- WHAT YOU ARE ASKED TO DO
Copy every line of the items below, word for word, with nothing altered, added, or left out.

- EXERCISE DATA
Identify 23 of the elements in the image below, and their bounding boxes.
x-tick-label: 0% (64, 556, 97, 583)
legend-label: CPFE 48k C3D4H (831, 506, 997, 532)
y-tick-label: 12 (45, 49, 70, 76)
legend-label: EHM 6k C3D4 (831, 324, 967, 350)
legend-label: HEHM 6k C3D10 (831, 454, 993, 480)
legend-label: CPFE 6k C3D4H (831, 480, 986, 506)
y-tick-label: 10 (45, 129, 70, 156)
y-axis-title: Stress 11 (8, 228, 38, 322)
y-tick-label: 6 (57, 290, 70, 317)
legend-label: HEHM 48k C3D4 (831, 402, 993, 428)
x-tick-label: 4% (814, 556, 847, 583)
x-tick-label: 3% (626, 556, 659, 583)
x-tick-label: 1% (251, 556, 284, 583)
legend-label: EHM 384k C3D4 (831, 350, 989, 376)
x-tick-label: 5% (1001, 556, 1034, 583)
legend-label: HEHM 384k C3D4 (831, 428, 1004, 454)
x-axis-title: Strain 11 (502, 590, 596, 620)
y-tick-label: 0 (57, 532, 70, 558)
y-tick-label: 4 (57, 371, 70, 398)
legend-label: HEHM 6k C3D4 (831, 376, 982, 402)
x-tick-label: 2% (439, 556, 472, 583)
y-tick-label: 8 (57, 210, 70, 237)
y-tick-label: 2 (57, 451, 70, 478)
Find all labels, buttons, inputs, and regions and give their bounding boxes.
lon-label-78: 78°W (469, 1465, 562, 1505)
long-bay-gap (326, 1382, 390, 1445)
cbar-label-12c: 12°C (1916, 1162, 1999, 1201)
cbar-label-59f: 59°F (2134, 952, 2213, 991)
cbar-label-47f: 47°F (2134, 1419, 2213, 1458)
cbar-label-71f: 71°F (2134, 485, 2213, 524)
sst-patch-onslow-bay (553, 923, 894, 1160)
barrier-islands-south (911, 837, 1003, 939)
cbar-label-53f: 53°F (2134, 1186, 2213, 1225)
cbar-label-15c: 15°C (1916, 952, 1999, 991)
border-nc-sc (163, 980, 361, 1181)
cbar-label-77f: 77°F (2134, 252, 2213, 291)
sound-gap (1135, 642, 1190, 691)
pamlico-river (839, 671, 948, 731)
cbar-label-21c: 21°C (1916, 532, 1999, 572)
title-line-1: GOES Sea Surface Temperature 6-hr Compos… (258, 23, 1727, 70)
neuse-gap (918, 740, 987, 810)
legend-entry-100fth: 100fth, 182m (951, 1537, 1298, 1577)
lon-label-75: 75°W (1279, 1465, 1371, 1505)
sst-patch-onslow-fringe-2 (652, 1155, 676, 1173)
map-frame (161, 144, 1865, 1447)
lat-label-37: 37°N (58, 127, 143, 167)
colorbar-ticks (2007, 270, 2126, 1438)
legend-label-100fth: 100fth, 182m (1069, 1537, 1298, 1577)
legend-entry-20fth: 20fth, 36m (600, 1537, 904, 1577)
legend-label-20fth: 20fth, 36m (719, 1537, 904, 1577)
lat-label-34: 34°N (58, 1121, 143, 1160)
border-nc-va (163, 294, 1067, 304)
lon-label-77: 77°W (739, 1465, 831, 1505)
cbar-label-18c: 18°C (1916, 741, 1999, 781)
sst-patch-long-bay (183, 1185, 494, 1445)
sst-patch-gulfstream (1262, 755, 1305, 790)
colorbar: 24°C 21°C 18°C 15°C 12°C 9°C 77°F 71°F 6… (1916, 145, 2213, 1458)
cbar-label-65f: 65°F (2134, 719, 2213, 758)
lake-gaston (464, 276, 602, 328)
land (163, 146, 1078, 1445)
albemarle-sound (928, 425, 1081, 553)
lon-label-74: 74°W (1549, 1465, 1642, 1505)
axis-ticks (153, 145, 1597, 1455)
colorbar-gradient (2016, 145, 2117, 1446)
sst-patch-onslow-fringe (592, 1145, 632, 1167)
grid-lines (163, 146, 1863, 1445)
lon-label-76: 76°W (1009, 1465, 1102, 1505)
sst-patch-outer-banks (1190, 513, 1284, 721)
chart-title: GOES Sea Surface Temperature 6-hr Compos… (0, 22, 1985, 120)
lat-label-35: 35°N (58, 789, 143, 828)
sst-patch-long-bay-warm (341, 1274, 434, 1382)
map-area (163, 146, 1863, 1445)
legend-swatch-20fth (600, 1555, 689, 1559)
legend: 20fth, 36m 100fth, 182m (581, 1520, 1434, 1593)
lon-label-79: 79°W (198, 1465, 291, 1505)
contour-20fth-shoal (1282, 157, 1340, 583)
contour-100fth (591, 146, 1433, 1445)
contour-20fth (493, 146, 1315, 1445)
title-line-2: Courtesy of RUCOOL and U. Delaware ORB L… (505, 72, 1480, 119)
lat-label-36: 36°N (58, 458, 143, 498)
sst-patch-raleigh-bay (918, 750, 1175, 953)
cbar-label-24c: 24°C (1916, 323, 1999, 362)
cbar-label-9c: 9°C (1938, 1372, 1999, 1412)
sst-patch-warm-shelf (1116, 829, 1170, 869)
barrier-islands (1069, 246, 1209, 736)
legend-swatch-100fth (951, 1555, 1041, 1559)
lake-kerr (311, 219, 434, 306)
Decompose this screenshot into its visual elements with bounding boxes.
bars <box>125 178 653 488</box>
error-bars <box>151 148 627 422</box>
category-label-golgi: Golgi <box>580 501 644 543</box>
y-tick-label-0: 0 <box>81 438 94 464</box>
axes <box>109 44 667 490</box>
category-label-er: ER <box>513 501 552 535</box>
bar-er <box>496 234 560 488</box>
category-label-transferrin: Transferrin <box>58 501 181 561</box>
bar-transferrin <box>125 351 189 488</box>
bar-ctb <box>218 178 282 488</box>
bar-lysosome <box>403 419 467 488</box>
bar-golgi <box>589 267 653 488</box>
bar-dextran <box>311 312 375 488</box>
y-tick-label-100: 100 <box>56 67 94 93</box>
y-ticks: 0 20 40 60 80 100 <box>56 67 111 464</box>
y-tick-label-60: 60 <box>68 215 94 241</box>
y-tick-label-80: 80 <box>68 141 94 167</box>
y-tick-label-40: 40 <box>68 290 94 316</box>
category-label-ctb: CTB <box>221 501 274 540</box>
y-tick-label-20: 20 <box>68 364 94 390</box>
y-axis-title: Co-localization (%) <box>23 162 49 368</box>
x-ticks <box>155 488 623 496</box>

- TASK RESPONSE
Identify 23 of the elements in the image below, and their bounding boxes.
x-tick-label: 0% (64, 556, 97, 583)
legend-label: CPFE 48k C3D4H (831, 506, 997, 532)
y-tick-label: 12 (45, 49, 70, 76)
legend-label: EHM 6k C3D4 (831, 324, 967, 350)
legend-label: HEHM 6k C3D10 (831, 454, 993, 480)
legend-label: CPFE 6k C3D4H (831, 480, 986, 506)
y-tick-label: 10 (45, 129, 70, 156)
y-axis-title: Stress 11 (8, 228, 38, 322)
y-tick-label: 6 (57, 290, 70, 317)
legend-label: HEHM 48k C3D4 (831, 402, 993, 428)
x-tick-label: 4% (814, 556, 847, 583)
x-tick-label: 3% (626, 556, 659, 583)
x-tick-label: 1% (251, 556, 284, 583)
legend-label: EHM 384k C3D4 (831, 350, 989, 376)
x-tick-label: 5% (1001, 556, 1034, 583)
legend-label: HEHM 384k C3D4 (831, 428, 1004, 454)
x-axis-title: Strain 11 (502, 590, 596, 620)
y-tick-label: 0 (57, 532, 70, 558)
y-tick-label: 4 (57, 371, 70, 398)
legend-label: HEHM 6k C3D4 (831, 376, 982, 402)
x-tick-label: 2% (439, 556, 472, 583)
y-tick-label: 8 (57, 210, 70, 237)
y-tick-label: 2 (57, 451, 70, 478)
Find all labels, buttons, inputs, and regions and give their bounding boxes.
lon-label-78: 78°W (469, 1465, 562, 1505)
long-bay-gap (326, 1382, 390, 1445)
cbar-label-12c: 12°C (1916, 1162, 1999, 1201)
cbar-label-59f: 59°F (2134, 952, 2213, 991)
cbar-label-47f: 47°F (2134, 1419, 2213, 1458)
cbar-label-71f: 71°F (2134, 485, 2213, 524)
sst-patch-onslow-bay (553, 923, 894, 1160)
barrier-islands-south (911, 837, 1003, 939)
cbar-label-53f: 53°F (2134, 1186, 2213, 1225)
cbar-label-15c: 15°C (1916, 952, 1999, 991)
border-nc-sc (163, 980, 361, 1181)
cbar-label-77f: 77°F (2134, 252, 2213, 291)
sound-gap (1135, 642, 1190, 691)
pamlico-river (839, 671, 948, 731)
cbar-label-21c: 21°C (1916, 532, 1999, 572)
title-line-1: GOES Sea Surface Temperature 6-hr Compos… (258, 23, 1727, 70)
neuse-gap (918, 740, 987, 810)
legend-entry-100fth: 100fth, 182m (951, 1537, 1298, 1577)
lon-label-75: 75°W (1279, 1465, 1371, 1505)
sst-patch-onslow-fringe-2 (652, 1155, 676, 1173)
map-frame (161, 144, 1865, 1447)
lat-label-37: 37°N (58, 127, 143, 167)
colorbar-ticks (2007, 270, 2126, 1438)
legend-label-100fth: 100fth, 182m (1069, 1537, 1298, 1577)
legend-entry-20fth: 20fth, 36m (600, 1537, 904, 1577)
legend-label-20fth: 20fth, 36m (719, 1537, 904, 1577)
lat-label-34: 34°N (58, 1121, 143, 1160)
border-nc-va (163, 294, 1067, 304)
lon-label-77: 77°W (739, 1465, 831, 1505)
cbar-label-18c: 18°C (1916, 741, 1999, 781)
sst-patch-long-bay (183, 1185, 494, 1445)
sst-patch-gulfstream (1262, 755, 1305, 790)
colorbar: 24°C 21°C 18°C 15°C 12°C 9°C 77°F 71°F 6… (1916, 145, 2213, 1458)
cbar-label-65f: 65°F (2134, 719, 2213, 758)
lake-gaston (464, 276, 602, 328)
land (163, 146, 1078, 1445)
albemarle-sound (928, 425, 1081, 553)
lon-label-74: 74°W (1549, 1465, 1642, 1505)
axis-ticks (153, 145, 1597, 1455)
colorbar-gradient (2016, 145, 2117, 1446)
sst-patch-onslow-fringe (592, 1145, 632, 1167)
grid-lines (163, 146, 1863, 1445)
lon-label-76: 76°W (1009, 1465, 1102, 1505)
sst-patch-outer-banks (1190, 513, 1284, 721)
chart-title: GOES Sea Surface Temperature 6-hr Compos… (0, 22, 1985, 120)
lat-label-35: 35°N (58, 789, 143, 828)
sst-patch-long-bay-warm (341, 1274, 434, 1382)
map-area (163, 146, 1863, 1445)
legend-swatch-20fth (600, 1555, 689, 1559)
legend: 20fth, 36m 100fth, 182m (581, 1520, 1434, 1593)
lon-label-79: 79°W (198, 1465, 291, 1505)
contour-20fth-shoal (1282, 157, 1340, 583)
contour-100fth (591, 146, 1433, 1445)
contour-20fth (493, 146, 1315, 1445)
title-line-2: Courtesy of RUCOOL and U. Delaware ORB L… (505, 72, 1480, 119)
lat-label-36: 36°N (58, 458, 143, 498)
sst-patch-raleigh-bay (918, 750, 1175, 953)
cbar-label-24c: 24°C (1916, 323, 1999, 362)
cbar-label-9c: 9°C (1938, 1372, 1999, 1412)
sst-patch-warm-shelf (1116, 829, 1170, 869)
barrier-islands (1069, 246, 1209, 736)
legend-swatch-100fth (951, 1555, 1041, 1559)
lake-kerr (311, 219, 434, 306)
Decompose this screenshot into its visual elements with bounding boxes.
bars <box>125 178 653 488</box>
error-bars <box>151 148 627 422</box>
category-label-golgi: Golgi <box>580 501 644 543</box>
y-tick-label-0: 0 <box>81 438 94 464</box>
axes <box>109 44 667 490</box>
category-label-er: ER <box>513 501 552 535</box>
bar-er <box>496 234 560 488</box>
category-label-transferrin: Transferrin <box>58 501 181 561</box>
bar-transferrin <box>125 351 189 488</box>
bar-ctb <box>218 178 282 488</box>
bar-lysosome <box>403 419 467 488</box>
bar-golgi <box>589 267 653 488</box>
bar-dextran <box>311 312 375 488</box>
y-tick-label-100: 100 <box>56 67 94 93</box>
y-ticks: 0 20 40 60 80 100 <box>56 67 111 464</box>
y-tick-label-60: 60 <box>68 215 94 241</box>
y-tick-label-80: 80 <box>68 141 94 167</box>
y-tick-label-40: 40 <box>68 290 94 316</box>
category-label-ctb: CTB <box>221 501 274 540</box>
y-tick-label-20: 20 <box>68 364 94 390</box>
y-axis-title: Co-localization (%) <box>23 162 49 368</box>
x-ticks <box>155 488 623 496</box>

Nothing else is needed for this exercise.